-- START Material for this task --
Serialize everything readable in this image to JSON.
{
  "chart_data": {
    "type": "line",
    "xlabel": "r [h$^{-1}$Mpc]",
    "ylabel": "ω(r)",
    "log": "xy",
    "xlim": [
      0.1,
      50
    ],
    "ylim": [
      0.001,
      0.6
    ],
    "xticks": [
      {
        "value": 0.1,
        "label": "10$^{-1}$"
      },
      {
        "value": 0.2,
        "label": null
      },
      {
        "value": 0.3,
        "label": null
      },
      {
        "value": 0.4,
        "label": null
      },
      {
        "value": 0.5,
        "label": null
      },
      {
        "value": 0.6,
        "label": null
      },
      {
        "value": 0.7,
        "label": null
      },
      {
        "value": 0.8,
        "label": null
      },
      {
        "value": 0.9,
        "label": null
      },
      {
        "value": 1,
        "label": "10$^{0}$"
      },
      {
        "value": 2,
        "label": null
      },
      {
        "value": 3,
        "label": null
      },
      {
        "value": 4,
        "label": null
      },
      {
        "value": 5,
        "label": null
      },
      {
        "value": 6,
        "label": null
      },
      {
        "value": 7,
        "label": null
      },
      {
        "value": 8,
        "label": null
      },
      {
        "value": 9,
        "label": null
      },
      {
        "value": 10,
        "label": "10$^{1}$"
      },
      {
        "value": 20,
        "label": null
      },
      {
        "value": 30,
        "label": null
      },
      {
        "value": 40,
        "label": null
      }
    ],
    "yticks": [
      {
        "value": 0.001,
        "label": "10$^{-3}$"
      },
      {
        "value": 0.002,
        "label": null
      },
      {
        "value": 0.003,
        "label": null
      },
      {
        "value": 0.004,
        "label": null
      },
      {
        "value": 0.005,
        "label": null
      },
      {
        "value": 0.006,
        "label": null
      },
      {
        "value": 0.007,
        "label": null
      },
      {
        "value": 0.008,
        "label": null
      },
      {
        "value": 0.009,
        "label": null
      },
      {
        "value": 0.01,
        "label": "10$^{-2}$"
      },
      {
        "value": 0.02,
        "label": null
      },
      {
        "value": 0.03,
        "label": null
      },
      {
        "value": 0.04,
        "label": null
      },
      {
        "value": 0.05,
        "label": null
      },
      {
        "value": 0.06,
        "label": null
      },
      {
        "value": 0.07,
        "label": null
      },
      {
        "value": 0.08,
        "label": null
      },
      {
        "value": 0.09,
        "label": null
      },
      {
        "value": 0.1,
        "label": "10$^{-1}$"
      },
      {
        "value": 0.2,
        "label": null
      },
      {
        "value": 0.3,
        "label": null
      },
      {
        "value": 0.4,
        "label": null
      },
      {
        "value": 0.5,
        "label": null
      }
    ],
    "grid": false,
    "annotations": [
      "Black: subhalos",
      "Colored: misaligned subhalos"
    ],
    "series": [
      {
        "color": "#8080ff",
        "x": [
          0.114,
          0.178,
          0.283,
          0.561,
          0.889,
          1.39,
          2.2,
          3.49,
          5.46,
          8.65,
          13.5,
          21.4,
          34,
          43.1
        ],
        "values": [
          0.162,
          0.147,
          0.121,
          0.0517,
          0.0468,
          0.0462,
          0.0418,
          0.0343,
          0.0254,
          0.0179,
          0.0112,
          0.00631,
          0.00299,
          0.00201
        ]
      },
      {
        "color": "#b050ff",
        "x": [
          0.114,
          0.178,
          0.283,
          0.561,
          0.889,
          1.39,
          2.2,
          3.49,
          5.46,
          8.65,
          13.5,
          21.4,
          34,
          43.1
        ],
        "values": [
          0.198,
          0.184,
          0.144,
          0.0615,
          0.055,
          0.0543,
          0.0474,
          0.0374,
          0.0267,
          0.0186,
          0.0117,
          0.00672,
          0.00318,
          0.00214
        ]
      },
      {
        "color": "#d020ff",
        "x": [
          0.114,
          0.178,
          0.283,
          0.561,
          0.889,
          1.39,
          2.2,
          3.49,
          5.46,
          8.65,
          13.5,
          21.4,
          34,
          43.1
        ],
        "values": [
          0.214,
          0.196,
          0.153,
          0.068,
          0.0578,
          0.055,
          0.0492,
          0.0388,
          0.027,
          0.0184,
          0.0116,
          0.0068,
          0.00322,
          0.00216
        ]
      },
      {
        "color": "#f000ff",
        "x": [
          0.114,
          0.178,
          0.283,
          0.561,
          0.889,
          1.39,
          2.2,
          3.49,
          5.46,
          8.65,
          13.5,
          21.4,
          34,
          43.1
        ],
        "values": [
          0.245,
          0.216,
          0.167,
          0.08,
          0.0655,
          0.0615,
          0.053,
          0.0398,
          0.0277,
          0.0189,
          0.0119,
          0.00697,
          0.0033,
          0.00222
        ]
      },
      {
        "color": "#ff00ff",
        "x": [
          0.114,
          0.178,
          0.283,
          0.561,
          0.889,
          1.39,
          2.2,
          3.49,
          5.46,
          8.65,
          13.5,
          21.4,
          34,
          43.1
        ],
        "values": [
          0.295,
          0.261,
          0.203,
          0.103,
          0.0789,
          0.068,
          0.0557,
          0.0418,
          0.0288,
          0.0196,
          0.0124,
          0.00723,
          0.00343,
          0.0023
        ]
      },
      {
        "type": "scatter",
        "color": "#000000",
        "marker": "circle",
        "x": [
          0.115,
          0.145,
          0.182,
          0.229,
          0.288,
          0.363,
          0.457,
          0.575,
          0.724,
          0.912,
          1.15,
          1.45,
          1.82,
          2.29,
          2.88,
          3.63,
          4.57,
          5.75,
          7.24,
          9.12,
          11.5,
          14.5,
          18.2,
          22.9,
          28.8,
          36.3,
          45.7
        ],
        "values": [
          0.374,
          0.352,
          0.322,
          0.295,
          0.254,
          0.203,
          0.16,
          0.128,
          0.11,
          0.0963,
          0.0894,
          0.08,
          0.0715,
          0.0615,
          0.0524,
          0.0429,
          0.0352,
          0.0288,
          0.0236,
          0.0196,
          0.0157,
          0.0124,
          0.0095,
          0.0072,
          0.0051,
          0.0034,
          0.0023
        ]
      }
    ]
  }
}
-- END Material for this task --
Please quote the data above in full, with no line missing.

Serialize everything readable in this image to JSON.
{
  "chart_data": {
    "type": "line",
    "xlabel": "r [h$^{-1}$Mpc]",
    "ylabel": "ω(r)",
    "log": "xy",
    "xlim": [
      0.1,
      50
    ],
    "ylim": [
      0.001,
      0.6
    ],
    "xticks": [
      {
        "value": 0.1,
        "label": "10$^{-1}$"
      },
      {
        "value": 0.2,
        "label": null
      },
      {
        "value": 0.3,
        "label": null
      },
      {
        "value": 0.4,
        "label": null
      },
      {
        "value": 0.5,
        "label": null
      },
      {
        "value": 0.6,
        "label": null
      },
      {
        "value": 0.7,
        "label": null
      },
      {
        "value": 0.8,
        "label": null
      },
      {
        "value": 0.9,
        "label": null
      },
      {
        "value": 1,
        "label": "10$^{0}$"
      },
      {
        "value": 2,
        "label": null
      },
      {
        "value": 3,
        "label": null
      },
      {
        "value": 4,
        "label": null
      },
      {
        "value": 5,
        "label": null
      },
      {
        "value": 6,
        "label": null
      },
      {
        "value": 7,
        "label": null
      },
      {
        "value": 8,
        "label": null
      },
      {
        "value": 9,
        "label": null
      },
      {
        "value": 10,
        "label": "10$^{1}$"
      },
      {
        "value": 20,
        "label": null
      },
      {
        "value": 30,
        "label": null
      },
      {
        "value": 40,
        "label": null
      }
    ],
    "yticks": [
      {
        "value": 0.001,
        "label": "10$^{-3}$"
      },
      {
        "value": 0.002,
        "label": null
      },
      {
        "value": 0.003,
        "label": null
      },
      {
        "value": 0.004,
        "label": null
      },
      {
        "value": 0.005,
        "label": null
      },
      {
        "value": 0.006,
        "label": null
      },
      {
        "value": 0.007,
        "label": null
      },
      {
        "value": 0.008,
        "label": null
      },
      {
        "value": 0.009,
        "label": null
      },
      {
        "value": 0.01,
        "label": "10$^{-2}$"
      },
      {
        "value": 0.02,
        "label": null
      },
      {
        "value": 0.03,
        "label": null
      },
      {
        "value": 0.04,
        "label": null
      },
      {
        "value": 0.05,
        "label": null
      },
      {
        "value": 0.06,
        "label": null
      },
      {
        "value": 0.07,
        "label": null
      },
      {
        "value": 0.08,
        "label": null
      },
      {
        "value": 0.09,
        "label": null
      },
      {
        "value": 0.1,
        "label": "10$^{-1}$"
      },
      {
        "value": 0.2,
        "label": null
      },
      {
        "value": 0.3,
        "label": null
      },
      {
        "value": 0.4,
        "label": null
      },
      {
        "value": 0.5,
        "label": null
      }
    ],
    "grid": false,
    "annotations": [
      "Black: subhalos",
      "Colored: misaligned subhalos"
    ],
    "series": [
      {
        "color": "#8080ff",
        "x": [
          0.114,
          0.178,
          0.283,
          0.561,
          0.889,
          1.39,
          2.2,
          3.49,
          5.46,
          8.65,
          13.5,
          21.4,
          34,
          43.1
        ],
        "values": [
          0.162,
          0.147,
          0.121,
          0.0517,
          0.0468,
          0.0462,
          0.0418,
          0.0343,
          0.0254,
          0.0179,
          0.0112,
          0.00631,
          0.00299,
          0.00201
        ]
      },
      {
        "color": "#b050ff",
        "x": [
          0.114,
          0.178,
          0.283,
          0.561,
          0.889,
          1.39,
          2.2,
          3.49,
          5.46,
          8.65,
          13.5,
          21.4,
          34,
          43.1
        ],
        "values": [
          0.198,
          0.184,
          0.144,
          0.0615,
          0.055,
          0.0543,
          0.0474,
          0.0374,
          0.0267,
          0.0186,
          0.0117,
          0.00672,
          0.00318,
          0.00214
        ]
      },
      {
        "color": "#d020ff",
        "x": [
          0.114,
          0.178,
          0.283,
          0.561,
          0.889,
          1.39,
          2.2,
          3.49,
          5.46,
          8.65,
          13.5,
          21.4,
          34,
          43.1
        ],
        "values": [
          0.214,
          0.196,
          0.153,
          0.068,
          0.0578,
          0.055,
          0.0492,
          0.0388,
          0.027,
          0.0184,
          0.0116,
          0.0068,
          0.00322,
          0.00216
        ]
      },
      {
        "color": "#f000ff",
        "x": [
          0.114,
          0.178,
          0.283,
          0.561,
          0.889,
          1.39,
          2.2,
          3.49,
          5.46,
          8.65,
          13.5,
          21.4,
          34,
          43.1
        ],
        "values": [
          0.245,
          0.216,
          0.167,
          0.08,
          0.0655,
          0.0615,
          0.053,
          0.0398,
          0.0277,
          0.0189,
          0.0119,
          0.00697,
          0.0033,
          0.00222
        ]
      },
      {
        "color": "#ff00ff",
        "x": [
          0.114,
          0.178,
          0.283,
          0.561,
          0.889,
          1.39,
          2.2,
          3.49,
          5.46,
          8.65,
          13.5,
          21.4,
          34,
          43.1
        ],
        "values": [
          0.295,
          0.261,
          0.203,
          0.103,
          0.0789,
          0.068,
          0.0557,
          0.0418,
          0.0288,
          0.0196,
          0.0124,
          0.00723,
          0.00343,
          0.0023
        ]
      },
      {
        "type": "scatter",
        "color": "#000000",
        "marker": "circle",
        "x": [
          0.115,
          0.145,
          0.182,
          0.229,
          0.288,
          0.363,
          0.457,
          0.575,
          0.724,
          0.912,
          1.15,
          1.45,
          1.82,
          2.29,
          2.88,
          3.63,
          4.57,
          5.75,
          7.24,
          9.12,
          11.5,
          14.5,
          18.2,
          22.9,
          28.8,
          36.3,
          45.7
        ],
        "values": [
          0.374,
          0.352,
          0.322,
          0.295,
          0.254,
          0.203,
          0.16,
          0.128,
          0.11,
          0.0963,
          0.0894,
          0.08,
          0.0715,
          0.0615,
          0.0524,
          0.0429,
          0.0352,
          0.0288,
          0.0236,
          0.0196,
          0.0157,
          0.0124,
          0.0095,
          0.0072,
          0.0051,
          0.0034,
          0.0023
        ]
      }
    ]
  }
}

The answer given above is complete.